Objective: How many lines in this data contain the string "Instellingen"? Reply with the number only.

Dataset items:
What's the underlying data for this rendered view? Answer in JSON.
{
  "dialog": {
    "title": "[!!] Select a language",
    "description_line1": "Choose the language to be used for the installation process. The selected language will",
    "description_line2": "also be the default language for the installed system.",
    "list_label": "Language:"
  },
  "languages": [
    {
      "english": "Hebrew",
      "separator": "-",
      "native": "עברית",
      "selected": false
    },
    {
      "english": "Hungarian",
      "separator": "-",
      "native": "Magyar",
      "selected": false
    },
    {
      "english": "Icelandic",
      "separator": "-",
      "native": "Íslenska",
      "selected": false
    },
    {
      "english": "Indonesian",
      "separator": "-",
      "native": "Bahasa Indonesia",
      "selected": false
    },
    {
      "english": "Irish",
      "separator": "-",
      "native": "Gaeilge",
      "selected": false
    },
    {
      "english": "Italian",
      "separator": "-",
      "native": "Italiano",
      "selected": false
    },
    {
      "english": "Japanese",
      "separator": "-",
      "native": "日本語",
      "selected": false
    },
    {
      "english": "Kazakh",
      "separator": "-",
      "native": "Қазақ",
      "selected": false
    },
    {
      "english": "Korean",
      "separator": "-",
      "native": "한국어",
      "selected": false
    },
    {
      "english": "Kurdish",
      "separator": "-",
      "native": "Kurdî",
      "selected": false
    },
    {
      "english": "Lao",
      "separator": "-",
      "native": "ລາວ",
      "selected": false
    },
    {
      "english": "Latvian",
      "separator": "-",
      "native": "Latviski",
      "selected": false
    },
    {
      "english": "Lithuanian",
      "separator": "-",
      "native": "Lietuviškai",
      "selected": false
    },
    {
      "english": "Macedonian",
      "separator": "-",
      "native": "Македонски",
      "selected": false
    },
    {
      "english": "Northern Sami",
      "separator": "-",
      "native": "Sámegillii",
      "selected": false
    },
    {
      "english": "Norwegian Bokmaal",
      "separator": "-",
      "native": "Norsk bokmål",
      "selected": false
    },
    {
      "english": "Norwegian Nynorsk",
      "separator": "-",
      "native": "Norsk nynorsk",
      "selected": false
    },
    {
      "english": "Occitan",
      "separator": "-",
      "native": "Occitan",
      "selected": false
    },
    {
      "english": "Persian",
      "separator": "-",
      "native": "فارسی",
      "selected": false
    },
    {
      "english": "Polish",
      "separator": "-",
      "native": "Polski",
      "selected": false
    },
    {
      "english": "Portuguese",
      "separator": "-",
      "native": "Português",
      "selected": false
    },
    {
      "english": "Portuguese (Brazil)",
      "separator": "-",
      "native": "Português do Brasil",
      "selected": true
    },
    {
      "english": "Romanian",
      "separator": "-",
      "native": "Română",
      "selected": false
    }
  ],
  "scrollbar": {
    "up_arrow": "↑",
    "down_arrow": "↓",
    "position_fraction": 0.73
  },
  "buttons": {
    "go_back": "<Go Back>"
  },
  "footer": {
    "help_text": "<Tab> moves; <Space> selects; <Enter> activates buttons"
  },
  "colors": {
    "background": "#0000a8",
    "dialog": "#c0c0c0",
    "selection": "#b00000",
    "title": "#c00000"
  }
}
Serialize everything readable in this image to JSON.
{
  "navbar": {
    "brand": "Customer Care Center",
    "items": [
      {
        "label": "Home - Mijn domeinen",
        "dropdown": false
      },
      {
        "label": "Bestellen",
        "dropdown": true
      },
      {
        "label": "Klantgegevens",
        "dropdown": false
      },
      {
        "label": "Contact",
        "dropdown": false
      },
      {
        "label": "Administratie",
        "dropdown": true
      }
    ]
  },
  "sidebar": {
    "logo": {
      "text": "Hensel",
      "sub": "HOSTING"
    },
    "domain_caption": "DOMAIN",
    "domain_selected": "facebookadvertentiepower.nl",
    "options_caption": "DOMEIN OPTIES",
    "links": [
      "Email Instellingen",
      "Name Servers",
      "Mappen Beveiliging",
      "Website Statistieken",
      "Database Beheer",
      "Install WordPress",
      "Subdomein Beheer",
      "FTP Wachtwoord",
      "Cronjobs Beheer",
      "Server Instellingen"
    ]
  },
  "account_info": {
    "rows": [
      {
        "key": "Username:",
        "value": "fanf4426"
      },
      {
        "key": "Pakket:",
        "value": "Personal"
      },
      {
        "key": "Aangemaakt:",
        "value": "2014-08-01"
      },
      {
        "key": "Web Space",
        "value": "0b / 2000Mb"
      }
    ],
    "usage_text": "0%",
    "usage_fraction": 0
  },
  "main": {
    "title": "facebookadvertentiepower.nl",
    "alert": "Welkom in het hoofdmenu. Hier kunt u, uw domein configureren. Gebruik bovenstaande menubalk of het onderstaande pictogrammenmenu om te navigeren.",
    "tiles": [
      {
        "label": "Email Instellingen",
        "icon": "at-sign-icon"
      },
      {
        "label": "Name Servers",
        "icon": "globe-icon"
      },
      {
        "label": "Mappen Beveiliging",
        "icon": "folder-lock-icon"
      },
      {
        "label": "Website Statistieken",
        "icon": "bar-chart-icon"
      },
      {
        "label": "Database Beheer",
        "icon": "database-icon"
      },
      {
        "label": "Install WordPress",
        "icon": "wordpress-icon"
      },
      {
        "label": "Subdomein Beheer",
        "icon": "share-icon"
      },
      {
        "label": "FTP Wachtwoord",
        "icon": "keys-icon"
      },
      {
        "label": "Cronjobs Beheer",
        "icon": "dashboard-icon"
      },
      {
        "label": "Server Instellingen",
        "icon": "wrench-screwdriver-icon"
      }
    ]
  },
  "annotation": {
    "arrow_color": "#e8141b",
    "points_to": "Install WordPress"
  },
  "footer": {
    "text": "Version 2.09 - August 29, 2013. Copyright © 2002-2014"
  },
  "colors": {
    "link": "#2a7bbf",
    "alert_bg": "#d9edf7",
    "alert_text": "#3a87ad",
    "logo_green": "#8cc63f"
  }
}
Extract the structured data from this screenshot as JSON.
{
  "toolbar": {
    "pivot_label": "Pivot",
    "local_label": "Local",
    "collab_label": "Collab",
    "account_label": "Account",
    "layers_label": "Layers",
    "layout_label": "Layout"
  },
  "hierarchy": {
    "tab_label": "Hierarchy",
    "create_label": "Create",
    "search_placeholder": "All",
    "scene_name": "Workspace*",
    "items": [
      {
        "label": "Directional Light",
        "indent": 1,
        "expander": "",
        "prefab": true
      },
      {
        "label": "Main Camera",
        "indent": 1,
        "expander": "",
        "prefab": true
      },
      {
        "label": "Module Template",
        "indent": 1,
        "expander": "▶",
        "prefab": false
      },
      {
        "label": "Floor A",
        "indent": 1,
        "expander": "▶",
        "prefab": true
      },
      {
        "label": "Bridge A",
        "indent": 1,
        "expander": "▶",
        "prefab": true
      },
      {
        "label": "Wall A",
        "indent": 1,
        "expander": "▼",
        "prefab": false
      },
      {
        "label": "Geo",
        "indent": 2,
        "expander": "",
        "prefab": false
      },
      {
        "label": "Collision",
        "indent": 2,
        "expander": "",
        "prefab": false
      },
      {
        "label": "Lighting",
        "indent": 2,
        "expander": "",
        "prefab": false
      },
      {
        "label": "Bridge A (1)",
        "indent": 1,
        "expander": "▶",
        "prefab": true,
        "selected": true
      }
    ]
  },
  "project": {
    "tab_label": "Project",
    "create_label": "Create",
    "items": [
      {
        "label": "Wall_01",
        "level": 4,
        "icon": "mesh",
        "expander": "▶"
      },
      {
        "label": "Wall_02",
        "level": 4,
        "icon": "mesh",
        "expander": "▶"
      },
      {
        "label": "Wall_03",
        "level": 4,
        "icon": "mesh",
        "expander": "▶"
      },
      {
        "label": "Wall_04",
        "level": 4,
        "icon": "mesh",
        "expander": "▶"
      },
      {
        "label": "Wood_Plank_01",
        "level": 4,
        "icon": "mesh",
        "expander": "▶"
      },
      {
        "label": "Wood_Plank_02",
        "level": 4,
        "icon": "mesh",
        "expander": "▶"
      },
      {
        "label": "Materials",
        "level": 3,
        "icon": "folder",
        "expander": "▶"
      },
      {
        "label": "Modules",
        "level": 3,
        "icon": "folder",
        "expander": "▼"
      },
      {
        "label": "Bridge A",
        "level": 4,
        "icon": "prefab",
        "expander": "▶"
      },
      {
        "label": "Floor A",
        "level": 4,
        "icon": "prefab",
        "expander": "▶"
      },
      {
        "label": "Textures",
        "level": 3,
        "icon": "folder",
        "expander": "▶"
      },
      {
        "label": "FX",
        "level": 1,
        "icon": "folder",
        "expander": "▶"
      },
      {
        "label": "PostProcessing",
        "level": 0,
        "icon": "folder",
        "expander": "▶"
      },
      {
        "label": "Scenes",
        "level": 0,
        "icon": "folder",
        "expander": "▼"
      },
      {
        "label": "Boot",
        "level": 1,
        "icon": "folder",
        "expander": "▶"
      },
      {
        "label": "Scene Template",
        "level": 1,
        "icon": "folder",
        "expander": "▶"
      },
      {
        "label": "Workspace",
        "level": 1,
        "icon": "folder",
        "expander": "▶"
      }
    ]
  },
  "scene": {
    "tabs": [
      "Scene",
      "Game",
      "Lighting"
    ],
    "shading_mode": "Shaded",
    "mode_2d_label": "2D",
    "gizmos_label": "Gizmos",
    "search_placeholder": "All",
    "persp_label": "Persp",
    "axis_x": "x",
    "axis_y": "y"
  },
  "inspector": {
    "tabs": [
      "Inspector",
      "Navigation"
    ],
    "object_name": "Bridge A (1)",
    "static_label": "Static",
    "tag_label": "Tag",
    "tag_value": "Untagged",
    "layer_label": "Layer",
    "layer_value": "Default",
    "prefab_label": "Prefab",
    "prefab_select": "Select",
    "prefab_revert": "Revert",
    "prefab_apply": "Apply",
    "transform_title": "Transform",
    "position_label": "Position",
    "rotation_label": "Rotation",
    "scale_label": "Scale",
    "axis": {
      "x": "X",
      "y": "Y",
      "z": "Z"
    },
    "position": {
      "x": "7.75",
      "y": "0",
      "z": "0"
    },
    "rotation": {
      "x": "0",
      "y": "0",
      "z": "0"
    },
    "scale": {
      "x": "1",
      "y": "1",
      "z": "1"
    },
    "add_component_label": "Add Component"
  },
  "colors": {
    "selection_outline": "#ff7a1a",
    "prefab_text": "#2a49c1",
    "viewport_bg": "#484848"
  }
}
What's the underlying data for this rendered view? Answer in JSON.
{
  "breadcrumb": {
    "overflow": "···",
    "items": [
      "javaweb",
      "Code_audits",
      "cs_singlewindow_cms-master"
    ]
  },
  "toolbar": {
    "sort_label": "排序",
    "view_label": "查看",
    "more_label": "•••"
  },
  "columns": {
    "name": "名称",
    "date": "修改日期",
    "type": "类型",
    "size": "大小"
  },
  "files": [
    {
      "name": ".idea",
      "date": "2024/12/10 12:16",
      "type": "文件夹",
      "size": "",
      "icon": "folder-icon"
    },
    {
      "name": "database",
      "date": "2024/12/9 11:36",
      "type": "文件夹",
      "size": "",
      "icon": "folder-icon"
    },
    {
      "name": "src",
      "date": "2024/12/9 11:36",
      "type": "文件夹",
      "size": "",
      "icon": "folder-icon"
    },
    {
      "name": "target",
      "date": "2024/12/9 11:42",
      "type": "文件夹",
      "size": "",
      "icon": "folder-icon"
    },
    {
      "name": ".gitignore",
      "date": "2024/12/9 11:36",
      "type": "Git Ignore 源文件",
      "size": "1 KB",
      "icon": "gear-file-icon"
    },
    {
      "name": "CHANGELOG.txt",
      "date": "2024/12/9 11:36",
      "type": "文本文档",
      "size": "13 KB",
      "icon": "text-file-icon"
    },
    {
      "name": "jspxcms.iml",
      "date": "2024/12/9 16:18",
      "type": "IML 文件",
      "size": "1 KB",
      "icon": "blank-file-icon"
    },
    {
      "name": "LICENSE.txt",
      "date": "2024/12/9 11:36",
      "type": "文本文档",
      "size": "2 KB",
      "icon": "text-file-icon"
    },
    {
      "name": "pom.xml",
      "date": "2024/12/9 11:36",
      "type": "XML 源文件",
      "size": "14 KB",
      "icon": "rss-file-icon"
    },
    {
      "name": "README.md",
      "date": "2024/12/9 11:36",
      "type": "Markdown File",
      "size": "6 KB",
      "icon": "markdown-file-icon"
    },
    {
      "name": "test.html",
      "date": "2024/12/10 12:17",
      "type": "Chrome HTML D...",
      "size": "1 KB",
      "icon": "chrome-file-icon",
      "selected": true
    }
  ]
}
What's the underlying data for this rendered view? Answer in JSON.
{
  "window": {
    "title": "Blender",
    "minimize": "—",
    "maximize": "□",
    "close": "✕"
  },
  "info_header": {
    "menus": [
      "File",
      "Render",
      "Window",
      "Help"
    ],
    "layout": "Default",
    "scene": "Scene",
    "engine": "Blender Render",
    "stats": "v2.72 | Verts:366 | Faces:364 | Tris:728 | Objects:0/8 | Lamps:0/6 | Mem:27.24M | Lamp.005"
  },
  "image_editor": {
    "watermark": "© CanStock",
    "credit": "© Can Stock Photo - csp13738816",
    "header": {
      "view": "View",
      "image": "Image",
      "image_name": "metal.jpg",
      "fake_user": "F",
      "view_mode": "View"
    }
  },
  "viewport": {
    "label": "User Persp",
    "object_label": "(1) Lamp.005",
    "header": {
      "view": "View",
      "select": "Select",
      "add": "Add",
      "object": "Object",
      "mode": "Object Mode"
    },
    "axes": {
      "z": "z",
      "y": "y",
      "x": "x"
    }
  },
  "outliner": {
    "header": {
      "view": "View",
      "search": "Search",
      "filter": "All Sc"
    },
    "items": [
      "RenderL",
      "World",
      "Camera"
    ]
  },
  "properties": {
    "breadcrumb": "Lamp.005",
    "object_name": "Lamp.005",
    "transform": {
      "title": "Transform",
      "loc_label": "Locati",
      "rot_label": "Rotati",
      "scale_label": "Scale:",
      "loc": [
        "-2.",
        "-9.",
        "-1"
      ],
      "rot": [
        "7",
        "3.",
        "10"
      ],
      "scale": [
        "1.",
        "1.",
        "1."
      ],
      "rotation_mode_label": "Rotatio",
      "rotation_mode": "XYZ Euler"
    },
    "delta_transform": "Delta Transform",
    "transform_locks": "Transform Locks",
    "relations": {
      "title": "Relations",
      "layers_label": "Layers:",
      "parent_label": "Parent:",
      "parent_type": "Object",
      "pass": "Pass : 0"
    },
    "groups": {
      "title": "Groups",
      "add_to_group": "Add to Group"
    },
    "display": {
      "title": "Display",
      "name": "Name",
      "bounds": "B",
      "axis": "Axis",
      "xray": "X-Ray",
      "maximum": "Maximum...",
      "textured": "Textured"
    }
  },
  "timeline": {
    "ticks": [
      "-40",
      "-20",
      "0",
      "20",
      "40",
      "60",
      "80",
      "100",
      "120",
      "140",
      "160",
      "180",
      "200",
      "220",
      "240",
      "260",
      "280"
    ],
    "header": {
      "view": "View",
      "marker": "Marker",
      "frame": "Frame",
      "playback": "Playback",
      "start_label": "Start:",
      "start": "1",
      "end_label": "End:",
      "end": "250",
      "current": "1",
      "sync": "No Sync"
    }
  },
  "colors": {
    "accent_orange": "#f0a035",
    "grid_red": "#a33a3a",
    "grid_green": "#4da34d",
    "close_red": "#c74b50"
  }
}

Solution to this task: 4